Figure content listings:
******

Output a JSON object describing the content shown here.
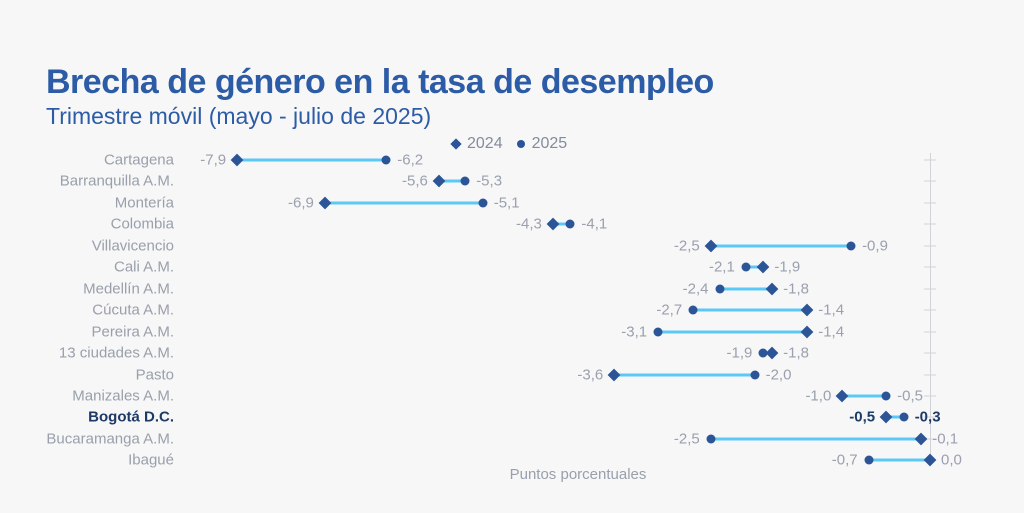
{
  "header": {
    "title": "Brecha de género en la tasa de desempleo",
    "subtitle": "Trimestre móvil (mayo - julio de 2025)"
  },
  "legend": {
    "items": [
      {
        "label": "2024",
        "marker": "diamond"
      },
      {
        "label": "2025",
        "marker": "circle"
      }
    ]
  },
  "chart_data": {
    "type": "dumbbell",
    "title": "Brecha de género en la tasa de desempleo",
    "subtitle": "Trimestre móvil (mayo - julio de 2025)",
    "xlabel": "Puntos porcentuales",
    "x_zero_axis": "vertical gray line with ticks at value 0, right side",
    "xlim": [
      -8.6,
      0.4
    ],
    "decimal_separator": ",",
    "highlight_category": "Bogotá D.C.",
    "legend_position": "top-center",
    "categories": [
      "Cartagena",
      "Barranquilla A.M.",
      "Montería",
      "Colombia",
      "Villavicencio",
      "Cali A.M.",
      "Medellín A.M.",
      "Cúcuta A.M.",
      "Pereira A.M.",
      "13 ciudades A.M.",
      "Pasto",
      "Manizales A.M.",
      "Bogotá D.C.",
      "Bucaramanga A.M.",
      "Ibagué"
    ],
    "series": [
      {
        "name": "2024",
        "marker": "diamond",
        "values": [
          -7.9,
          -5.6,
          -6.9,
          -4.3,
          -2.5,
          -1.9,
          -1.8,
          -1.4,
          -1.4,
          -1.8,
          -3.6,
          -1.0,
          -0.5,
          -0.1,
          0.0
        ]
      },
      {
        "name": "2025",
        "marker": "circle",
        "values": [
          -6.2,
          -5.3,
          -5.1,
          -4.1,
          -0.9,
          -2.1,
          -2.4,
          -2.7,
          -3.1,
          -1.9,
          -2.0,
          -0.5,
          -0.3,
          -2.5,
          -0.7
        ]
      }
    ]
  },
  "colors": {
    "accent_blue": "#2d5ca6",
    "marker_blue": "#2b5597",
    "connector_line": "#5bc9f6",
    "label_gray": "#99a0ab",
    "highlight_navy": "#1e3a66",
    "axis_gray": "#d2d3d8",
    "background": "#f7f7f8"
  }
}
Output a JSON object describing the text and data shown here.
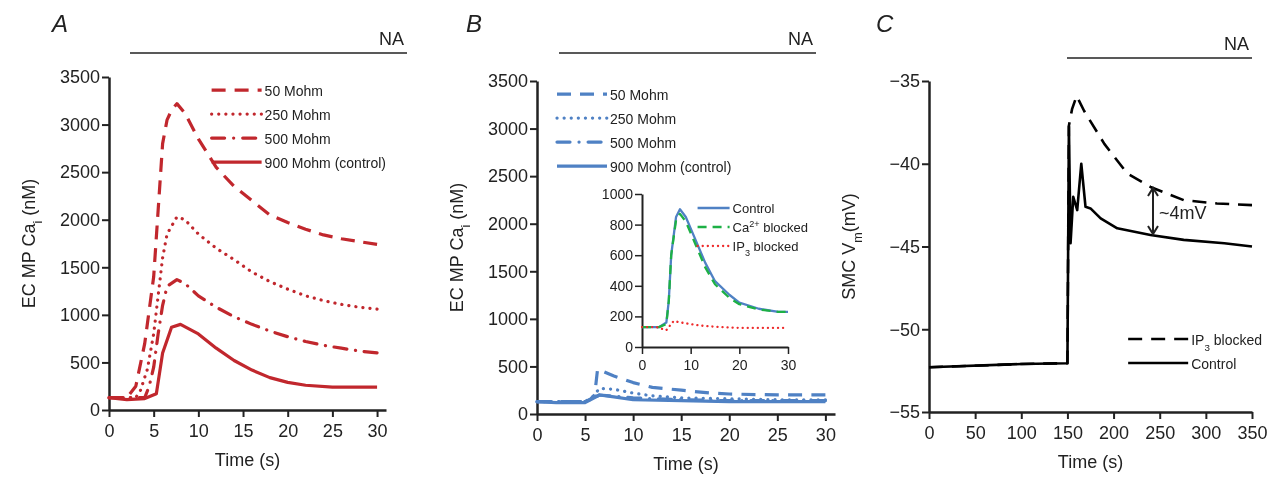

******

Using the data above, print every line exactly, omitting pictures.

Task response:
Output a JSON object describing the content shown here.
{
  "header": {
    "title": "Brecha de género en la tasa de desempleo",
    "subtitle": "Trimestre móvil (mayo - julio de 2025)"
  },
  "legend": {
    "items": [
      {
        "label": "2024",
        "marker": "diamond"
      },
      {
        "label": "2025",
        "marker": "circle"
      }
    ]
  },
  "chart_data": {
    "type": "dumbbell",
    "title": "Brecha de género en la tasa de desempleo",
    "subtitle": "Trimestre móvil (mayo - julio de 2025)",
    "xlabel": "Puntos porcentuales",
    "x_zero_axis": "vertical gray line with ticks at value 0, right side",
    "xlim": [
      -8.6,
      0.4
    ],
    "decimal_separator": ",",
    "highlight_category": "Bogotá D.C.",
    "legend_position": "top-center",
    "categories": [
      "Cartagena",
      "Barranquilla A.M.",
      "Montería",
      "Colombia",
      "Villavicencio",
      "Cali A.M.",
      "Medellín A.M.",
      "Cúcuta A.M.",
      "Pereira A.M.",
      "13 ciudades A.M.",
      "Pasto",
      "Manizales A.M.",
      "Bogotá D.C.",
      "Bucaramanga A.M.",
      "Ibagué"
    ],
    "series": [
      {
        "name": "2024",
        "marker": "diamond",
        "values": [
          -7.9,
          -5.6,
          -6.9,
          -4.3,
          -2.5,
          -1.9,
          -1.8,
          -1.4,
          -1.4,
          -1.8,
          -3.6,
          -1.0,
          -0.5,
          -0.1,
          0.0
        ]
      },
      {
        "name": "2025",
        "marker": "circle",
        "values": [
          -6.2,
          -5.3,
          -5.1,
          -4.1,
          -0.9,
          -2.1,
          -2.4,
          -2.7,
          -3.1,
          -1.9,
          -2.0,
          -0.5,
          -0.3,
          -2.5,
          -0.7
        ]
      }
    ]
  },
  "colors": {
    "accent_blue": "#2d5ca6",
    "marker_blue": "#2b5597",
    "connector_line": "#5bc9f6",
    "label_gray": "#99a0ab",
    "highlight_navy": "#1e3a66",
    "axis_gray": "#d2d3d8",
    "background": "#f7f7f8"
  }
}
Output a JSON object describing the text and data shown here.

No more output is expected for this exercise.